What you should do: Copy out the data lines starting at the one containing "x-tick-label: 480: [539, 438, 556, 449]" and ending at the one containing "chart-legend: United States", both included, with nothing changed.

Listing:
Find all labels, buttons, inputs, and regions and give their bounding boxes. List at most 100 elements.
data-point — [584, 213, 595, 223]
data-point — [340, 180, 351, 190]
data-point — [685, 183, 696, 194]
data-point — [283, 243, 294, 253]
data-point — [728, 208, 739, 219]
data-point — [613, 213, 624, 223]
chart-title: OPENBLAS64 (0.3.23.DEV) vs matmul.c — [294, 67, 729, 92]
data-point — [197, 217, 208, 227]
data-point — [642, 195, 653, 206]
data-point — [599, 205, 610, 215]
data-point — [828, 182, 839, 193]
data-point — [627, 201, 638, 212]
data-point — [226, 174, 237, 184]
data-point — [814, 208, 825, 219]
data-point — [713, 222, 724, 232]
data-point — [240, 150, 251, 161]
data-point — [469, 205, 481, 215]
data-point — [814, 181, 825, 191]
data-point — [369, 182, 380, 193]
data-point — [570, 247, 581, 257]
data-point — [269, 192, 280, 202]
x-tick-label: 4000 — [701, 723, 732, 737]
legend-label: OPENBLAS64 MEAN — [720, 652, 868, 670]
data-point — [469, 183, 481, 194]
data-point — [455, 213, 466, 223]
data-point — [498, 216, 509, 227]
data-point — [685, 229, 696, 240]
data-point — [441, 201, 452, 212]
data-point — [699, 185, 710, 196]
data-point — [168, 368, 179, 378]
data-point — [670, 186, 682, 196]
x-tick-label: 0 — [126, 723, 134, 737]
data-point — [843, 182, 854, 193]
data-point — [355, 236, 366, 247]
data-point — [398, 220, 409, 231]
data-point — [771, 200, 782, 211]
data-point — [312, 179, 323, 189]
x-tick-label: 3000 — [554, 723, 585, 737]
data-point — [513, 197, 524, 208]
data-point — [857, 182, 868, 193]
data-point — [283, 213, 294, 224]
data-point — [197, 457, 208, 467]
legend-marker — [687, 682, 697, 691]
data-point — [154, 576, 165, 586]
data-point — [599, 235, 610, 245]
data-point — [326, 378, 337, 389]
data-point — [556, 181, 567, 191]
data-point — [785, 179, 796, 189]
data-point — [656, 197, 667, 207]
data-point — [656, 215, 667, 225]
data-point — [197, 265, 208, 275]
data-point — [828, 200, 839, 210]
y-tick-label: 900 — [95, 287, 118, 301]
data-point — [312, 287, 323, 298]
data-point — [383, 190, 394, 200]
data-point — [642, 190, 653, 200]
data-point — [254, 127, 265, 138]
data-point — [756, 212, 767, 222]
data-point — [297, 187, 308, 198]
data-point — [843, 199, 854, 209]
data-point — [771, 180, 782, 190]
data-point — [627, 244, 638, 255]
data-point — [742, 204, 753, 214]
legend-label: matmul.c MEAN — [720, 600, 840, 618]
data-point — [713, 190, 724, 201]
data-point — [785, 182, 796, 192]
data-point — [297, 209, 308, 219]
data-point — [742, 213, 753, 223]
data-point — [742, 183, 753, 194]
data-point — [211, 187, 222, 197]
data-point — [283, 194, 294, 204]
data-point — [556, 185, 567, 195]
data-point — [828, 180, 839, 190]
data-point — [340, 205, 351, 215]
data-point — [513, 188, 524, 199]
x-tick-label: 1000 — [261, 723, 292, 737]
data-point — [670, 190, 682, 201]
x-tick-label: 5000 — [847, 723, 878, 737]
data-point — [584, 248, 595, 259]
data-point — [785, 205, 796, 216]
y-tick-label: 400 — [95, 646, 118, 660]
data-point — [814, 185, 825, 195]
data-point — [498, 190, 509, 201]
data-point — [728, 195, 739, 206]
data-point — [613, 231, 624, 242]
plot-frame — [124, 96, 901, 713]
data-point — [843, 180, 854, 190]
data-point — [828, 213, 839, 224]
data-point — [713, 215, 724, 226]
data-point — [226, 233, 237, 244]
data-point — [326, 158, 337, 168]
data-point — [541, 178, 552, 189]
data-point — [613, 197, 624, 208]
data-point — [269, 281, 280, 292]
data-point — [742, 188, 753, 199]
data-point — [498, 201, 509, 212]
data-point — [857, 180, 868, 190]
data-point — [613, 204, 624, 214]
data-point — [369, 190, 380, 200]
* * *
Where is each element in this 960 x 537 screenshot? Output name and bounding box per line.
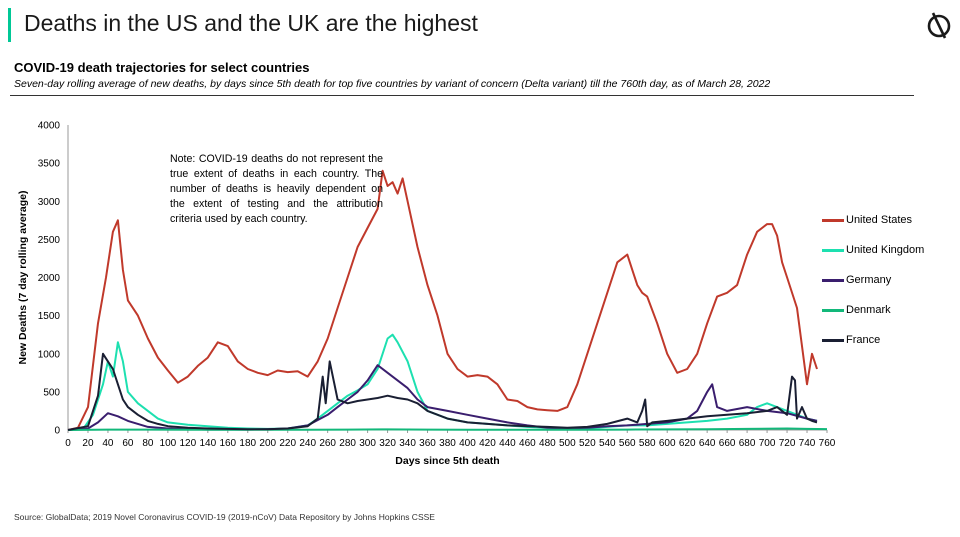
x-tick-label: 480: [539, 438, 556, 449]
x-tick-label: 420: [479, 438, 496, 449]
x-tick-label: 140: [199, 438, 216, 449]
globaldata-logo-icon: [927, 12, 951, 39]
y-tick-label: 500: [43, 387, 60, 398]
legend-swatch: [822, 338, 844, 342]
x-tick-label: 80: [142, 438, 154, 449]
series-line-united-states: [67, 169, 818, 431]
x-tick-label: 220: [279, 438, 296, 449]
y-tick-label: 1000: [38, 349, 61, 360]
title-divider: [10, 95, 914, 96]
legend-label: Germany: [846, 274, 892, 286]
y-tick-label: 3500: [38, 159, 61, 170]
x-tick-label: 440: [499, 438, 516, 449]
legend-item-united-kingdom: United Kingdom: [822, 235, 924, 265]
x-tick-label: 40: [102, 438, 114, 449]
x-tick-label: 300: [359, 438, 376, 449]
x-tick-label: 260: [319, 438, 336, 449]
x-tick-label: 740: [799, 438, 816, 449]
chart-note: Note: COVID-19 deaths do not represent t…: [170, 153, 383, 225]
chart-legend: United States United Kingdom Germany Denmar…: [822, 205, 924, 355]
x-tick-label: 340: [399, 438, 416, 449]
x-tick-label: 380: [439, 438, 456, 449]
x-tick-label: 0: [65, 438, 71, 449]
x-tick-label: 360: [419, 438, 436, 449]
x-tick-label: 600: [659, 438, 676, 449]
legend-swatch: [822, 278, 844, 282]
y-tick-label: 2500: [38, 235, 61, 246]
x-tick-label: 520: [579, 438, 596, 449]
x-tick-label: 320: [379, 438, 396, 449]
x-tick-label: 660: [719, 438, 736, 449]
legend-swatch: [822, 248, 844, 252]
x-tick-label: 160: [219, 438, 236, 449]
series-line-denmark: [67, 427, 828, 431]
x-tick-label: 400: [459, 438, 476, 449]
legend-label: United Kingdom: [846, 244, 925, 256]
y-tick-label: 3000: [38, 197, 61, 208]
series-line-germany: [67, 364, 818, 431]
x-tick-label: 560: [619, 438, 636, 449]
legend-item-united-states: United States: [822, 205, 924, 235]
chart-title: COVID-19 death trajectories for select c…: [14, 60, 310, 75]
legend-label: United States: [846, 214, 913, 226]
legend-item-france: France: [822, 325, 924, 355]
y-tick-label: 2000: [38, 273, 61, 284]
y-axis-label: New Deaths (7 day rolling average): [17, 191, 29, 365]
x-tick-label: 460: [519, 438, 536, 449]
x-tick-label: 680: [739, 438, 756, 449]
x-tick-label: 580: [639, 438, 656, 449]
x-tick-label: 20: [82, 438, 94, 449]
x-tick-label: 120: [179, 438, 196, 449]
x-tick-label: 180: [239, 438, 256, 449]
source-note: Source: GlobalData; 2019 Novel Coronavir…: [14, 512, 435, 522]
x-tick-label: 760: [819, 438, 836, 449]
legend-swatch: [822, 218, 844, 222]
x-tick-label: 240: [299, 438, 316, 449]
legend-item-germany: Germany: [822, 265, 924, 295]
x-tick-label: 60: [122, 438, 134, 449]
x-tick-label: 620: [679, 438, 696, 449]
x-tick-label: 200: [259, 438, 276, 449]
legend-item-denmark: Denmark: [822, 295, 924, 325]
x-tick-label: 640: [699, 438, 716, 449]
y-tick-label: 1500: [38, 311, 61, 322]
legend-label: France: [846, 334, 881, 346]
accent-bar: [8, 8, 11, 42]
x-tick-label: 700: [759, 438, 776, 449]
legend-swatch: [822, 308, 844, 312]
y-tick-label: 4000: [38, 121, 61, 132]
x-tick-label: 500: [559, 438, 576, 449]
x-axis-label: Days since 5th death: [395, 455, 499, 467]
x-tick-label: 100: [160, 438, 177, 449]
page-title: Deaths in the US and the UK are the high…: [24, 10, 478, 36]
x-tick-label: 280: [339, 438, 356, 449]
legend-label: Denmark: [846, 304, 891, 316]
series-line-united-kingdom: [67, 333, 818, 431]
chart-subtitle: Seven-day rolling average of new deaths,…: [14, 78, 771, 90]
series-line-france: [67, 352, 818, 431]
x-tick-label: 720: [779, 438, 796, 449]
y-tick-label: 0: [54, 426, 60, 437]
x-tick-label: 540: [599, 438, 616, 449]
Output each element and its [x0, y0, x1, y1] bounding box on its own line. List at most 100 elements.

Response:
x-tick-label: 480: [539, 438, 556, 449]
x-tick-label: 420: [479, 438, 496, 449]
x-tick-label: 140: [199, 438, 216, 449]
globaldata-logo-icon: [927, 12, 951, 39]
y-tick-label: 500: [43, 387, 60, 398]
legend-swatch: [822, 338, 844, 342]
x-tick-label: 80: [142, 438, 154, 449]
series-line-united-states: [67, 169, 818, 431]
x-tick-label: 220: [279, 438, 296, 449]
y-tick-label: 1000: [38, 349, 61, 360]
title-divider: [10, 95, 914, 96]
legend-label: Germany: [846, 274, 892, 286]
y-tick-label: 3500: [38, 159, 61, 170]
x-tick-label: 440: [499, 438, 516, 449]
legend-item-united-kingdom: United Kingdom: [822, 235, 924, 265]
x-tick-label: 40: [102, 438, 114, 449]
x-tick-label: 300: [359, 438, 376, 449]
x-tick-label: 260: [319, 438, 336, 449]
x-tick-label: 740: [799, 438, 816, 449]
chart-note: Note: COVID-19 deaths do not represent t…: [170, 153, 383, 225]
chart-legend: United States United Kingdom Germany Denmar…: [822, 205, 924, 355]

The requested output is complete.